__Stated task__.
Pick out every line of the entries below where "header" occurs, and copy those lines.

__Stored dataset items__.
+--

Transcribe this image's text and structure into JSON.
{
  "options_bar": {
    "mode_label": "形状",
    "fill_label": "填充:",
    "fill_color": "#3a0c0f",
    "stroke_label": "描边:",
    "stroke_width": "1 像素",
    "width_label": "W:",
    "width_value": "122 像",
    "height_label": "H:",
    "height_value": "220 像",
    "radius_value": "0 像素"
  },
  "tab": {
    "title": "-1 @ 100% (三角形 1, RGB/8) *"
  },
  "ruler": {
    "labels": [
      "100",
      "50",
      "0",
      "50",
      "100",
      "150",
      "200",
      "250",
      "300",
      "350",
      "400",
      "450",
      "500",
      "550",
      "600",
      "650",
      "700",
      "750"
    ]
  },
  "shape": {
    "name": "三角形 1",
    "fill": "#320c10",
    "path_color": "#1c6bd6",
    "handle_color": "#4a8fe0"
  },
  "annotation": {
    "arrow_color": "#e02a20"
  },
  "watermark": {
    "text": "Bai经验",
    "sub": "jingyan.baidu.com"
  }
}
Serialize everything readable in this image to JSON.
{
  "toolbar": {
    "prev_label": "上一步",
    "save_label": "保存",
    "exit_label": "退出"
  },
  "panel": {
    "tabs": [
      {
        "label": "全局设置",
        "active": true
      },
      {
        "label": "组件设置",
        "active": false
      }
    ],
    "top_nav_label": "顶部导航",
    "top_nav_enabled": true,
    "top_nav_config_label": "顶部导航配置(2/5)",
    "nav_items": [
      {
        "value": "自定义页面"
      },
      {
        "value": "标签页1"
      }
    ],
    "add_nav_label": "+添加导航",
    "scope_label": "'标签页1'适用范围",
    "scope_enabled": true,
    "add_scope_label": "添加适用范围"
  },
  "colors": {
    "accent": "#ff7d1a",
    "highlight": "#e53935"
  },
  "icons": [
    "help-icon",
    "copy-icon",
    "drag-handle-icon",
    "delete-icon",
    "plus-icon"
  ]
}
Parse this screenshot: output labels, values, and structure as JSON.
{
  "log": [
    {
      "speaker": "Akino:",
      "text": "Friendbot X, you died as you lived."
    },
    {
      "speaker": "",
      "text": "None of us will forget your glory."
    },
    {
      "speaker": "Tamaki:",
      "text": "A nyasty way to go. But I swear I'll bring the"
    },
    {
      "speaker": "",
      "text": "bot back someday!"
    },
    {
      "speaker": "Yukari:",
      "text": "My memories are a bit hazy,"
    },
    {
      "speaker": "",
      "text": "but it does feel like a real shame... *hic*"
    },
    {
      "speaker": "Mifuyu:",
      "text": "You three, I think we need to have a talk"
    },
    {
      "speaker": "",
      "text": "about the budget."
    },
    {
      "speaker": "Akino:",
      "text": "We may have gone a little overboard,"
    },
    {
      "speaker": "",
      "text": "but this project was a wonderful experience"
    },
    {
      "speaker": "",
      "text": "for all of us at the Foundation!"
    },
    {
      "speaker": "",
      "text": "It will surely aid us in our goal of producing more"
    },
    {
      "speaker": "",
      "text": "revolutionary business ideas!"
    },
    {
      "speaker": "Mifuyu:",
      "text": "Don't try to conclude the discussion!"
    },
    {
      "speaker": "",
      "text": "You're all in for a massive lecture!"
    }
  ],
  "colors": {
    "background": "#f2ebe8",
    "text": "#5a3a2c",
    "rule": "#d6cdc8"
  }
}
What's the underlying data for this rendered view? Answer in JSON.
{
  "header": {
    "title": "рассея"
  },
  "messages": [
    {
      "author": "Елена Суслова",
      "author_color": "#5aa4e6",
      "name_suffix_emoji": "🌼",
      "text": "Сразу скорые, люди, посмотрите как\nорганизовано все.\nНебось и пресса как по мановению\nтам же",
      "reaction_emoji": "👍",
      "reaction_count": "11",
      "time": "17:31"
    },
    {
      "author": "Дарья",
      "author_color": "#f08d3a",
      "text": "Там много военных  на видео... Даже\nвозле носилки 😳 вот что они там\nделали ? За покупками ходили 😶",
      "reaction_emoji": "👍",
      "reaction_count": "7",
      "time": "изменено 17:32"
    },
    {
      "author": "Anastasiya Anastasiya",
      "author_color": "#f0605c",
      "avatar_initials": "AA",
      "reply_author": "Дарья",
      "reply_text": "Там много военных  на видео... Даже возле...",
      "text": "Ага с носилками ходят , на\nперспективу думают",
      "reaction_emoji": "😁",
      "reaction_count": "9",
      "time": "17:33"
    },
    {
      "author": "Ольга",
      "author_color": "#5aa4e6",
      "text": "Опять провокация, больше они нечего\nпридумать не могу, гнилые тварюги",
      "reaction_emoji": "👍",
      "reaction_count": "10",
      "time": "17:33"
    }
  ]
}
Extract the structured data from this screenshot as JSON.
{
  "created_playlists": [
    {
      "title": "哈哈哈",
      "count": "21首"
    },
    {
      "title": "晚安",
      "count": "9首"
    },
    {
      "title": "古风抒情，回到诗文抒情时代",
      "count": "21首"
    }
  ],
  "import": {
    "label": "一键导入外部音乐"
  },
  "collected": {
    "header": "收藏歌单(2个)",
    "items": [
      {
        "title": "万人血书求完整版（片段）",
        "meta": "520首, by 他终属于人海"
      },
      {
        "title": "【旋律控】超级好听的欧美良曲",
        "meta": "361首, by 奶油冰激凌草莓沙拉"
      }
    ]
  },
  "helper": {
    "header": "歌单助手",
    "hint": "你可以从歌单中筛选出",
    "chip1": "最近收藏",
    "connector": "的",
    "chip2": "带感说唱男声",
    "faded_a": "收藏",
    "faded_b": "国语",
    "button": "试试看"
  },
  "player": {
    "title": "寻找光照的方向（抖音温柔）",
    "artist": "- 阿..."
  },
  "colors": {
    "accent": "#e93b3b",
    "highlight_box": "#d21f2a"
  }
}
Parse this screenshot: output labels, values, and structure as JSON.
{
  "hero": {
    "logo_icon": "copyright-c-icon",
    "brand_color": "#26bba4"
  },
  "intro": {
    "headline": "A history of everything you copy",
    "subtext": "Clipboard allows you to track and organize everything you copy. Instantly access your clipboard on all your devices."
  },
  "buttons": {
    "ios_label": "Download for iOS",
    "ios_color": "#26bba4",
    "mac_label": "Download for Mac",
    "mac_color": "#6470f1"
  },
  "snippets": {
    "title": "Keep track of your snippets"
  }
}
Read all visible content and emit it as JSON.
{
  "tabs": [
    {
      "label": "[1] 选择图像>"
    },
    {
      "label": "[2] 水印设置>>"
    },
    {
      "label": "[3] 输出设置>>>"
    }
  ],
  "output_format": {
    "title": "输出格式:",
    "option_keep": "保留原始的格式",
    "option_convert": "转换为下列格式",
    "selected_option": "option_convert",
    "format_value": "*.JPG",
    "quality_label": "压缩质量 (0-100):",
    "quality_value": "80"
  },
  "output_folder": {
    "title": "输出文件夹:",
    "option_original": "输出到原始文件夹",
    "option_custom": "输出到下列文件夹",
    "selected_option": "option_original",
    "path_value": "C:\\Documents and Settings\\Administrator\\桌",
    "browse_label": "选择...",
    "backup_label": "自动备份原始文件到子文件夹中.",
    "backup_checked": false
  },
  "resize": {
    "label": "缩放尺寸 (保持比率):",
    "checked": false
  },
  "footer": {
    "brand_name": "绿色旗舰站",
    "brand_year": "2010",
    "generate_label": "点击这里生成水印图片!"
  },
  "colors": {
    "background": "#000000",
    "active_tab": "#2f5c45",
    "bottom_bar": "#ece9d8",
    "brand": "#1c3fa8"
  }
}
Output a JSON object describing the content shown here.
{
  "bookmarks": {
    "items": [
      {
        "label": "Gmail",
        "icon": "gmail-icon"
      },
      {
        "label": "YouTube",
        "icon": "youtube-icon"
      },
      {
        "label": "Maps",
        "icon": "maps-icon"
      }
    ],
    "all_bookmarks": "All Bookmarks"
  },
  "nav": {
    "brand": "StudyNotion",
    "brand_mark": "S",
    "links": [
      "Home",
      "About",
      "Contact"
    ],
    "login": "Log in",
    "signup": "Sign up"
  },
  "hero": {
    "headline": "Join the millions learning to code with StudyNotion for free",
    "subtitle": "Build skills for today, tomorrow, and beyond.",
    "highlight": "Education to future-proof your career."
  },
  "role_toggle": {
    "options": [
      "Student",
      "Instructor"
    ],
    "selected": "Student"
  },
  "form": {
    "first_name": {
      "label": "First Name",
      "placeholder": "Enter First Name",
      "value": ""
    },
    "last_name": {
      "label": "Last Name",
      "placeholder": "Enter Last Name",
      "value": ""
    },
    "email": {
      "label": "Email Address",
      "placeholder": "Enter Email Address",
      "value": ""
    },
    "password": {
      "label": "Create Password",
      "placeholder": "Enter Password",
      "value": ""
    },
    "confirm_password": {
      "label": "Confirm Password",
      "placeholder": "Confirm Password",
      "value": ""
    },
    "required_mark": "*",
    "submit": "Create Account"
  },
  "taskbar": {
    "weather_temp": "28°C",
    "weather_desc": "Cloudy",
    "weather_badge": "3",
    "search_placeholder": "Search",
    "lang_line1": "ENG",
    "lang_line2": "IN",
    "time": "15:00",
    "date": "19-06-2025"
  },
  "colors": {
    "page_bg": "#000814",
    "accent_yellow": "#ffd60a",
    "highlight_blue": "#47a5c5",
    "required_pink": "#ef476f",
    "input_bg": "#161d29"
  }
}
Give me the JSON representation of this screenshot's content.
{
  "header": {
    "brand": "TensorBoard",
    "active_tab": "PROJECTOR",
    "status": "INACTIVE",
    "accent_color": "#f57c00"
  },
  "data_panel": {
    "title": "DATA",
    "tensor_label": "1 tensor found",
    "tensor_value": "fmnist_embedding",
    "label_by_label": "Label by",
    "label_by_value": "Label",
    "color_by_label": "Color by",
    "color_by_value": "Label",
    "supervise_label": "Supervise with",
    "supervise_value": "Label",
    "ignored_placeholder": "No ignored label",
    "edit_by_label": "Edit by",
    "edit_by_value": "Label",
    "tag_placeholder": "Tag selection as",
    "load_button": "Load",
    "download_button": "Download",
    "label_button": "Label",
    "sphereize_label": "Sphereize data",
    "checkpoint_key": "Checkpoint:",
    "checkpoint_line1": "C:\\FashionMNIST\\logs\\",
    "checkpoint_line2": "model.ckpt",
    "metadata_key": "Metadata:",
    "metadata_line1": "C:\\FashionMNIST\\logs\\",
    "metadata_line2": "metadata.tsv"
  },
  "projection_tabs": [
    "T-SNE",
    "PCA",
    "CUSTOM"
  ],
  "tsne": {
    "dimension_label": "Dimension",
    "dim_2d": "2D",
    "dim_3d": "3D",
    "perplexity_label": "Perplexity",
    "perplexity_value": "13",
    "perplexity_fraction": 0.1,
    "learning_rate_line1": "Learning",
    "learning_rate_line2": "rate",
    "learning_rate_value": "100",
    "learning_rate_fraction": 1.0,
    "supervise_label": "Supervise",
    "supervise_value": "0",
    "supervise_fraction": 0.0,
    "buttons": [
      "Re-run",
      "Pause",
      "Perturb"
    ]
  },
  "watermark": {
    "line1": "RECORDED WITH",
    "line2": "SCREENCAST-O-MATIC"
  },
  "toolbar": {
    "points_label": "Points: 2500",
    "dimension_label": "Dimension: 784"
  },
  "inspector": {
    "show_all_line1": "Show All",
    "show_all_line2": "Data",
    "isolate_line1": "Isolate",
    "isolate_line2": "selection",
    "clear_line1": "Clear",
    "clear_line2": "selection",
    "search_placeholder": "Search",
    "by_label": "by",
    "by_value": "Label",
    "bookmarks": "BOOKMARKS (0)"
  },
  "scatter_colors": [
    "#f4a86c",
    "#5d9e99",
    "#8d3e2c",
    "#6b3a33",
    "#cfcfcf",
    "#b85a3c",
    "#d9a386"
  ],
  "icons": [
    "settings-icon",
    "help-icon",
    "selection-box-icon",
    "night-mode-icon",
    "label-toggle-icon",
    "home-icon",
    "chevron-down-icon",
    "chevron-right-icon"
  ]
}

+--

__Output below__.
  "header": {
    "header": "收藏歌单(2个)",
    "header": "歌单助手",
  "header": {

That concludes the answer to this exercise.